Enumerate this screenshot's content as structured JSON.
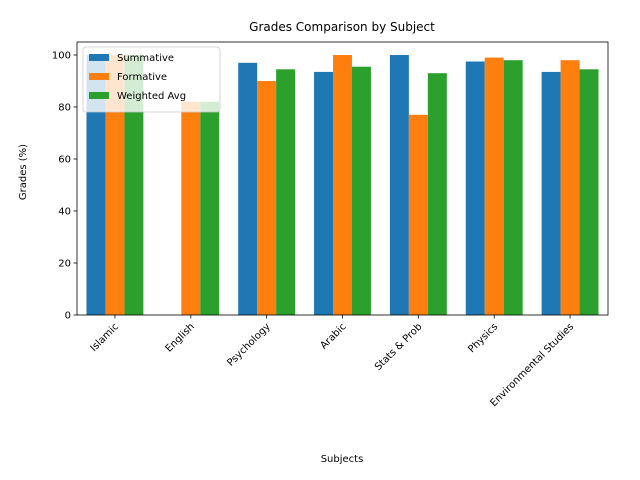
{
  "chart_data": {
    "type": "bar",
    "title": "Grades Comparison by Subject",
    "xlabel": "Subjects",
    "ylabel": "Grades (%)",
    "ylim": [
      0,
      105
    ],
    "yticks": [
      0,
      20,
      40,
      60,
      80,
      100
    ],
    "categories": [
      "Islamic",
      "English",
      "Psychology",
      "Arabic",
      "Stats & Prob",
      "Physics",
      "Environmental Studies"
    ],
    "series": [
      {
        "name": "Summative",
        "color": "#1f77b4",
        "values": [
          100,
          0,
          97,
          93.5,
          100,
          97.5,
          93.5
        ]
      },
      {
        "name": "Formative",
        "color": "#ff7f0e",
        "values": [
          100,
          82,
          90,
          100,
          77,
          99,
          98
        ]
      },
      {
        "name": "Weighted Avg",
        "color": "#2ca02c",
        "values": [
          100,
          82,
          94.5,
          95.5,
          93,
          98,
          94.5
        ]
      }
    ],
    "legend_position": "top-left",
    "grid": false,
    "xtick_rotation": 45
  }
}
○ ○ ○
* _Your task_
Omit the pictures, then output the rest of the listing exactly.

* _Worked solution_
Enumerate this screenshot's content as structured JSON.
{
  "chart_data": {
    "type": "bar",
    "title": "Grades Comparison by Subject",
    "xlabel": "Subjects",
    "ylabel": "Grades (%)",
    "ylim": [
      0,
      105
    ],
    "yticks": [
      0,
      20,
      40,
      60,
      80,
      100
    ],
    "categories": [
      "Islamic",
      "English",
      "Psychology",
      "Arabic",
      "Stats & Prob",
      "Physics",
      "Environmental Studies"
    ],
    "series": [
      {
        "name": "Summative",
        "color": "#1f77b4",
        "values": [
          100,
          0,
          97,
          93.5,
          100,
          97.5,
          93.5
        ]
      },
      {
        "name": "Formative",
        "color": "#ff7f0e",
        "values": [
          100,
          82,
          90,
          100,
          77,
          99,
          98
        ]
      },
      {
        "name": "Weighted Avg",
        "color": "#2ca02c",
        "values": [
          100,
          82,
          94.5,
          95.5,
          93,
          98,
          94.5
        ]
      }
    ],
    "legend_position": "top-left",
    "grid": false,
    "xtick_rotation": 45
  }
}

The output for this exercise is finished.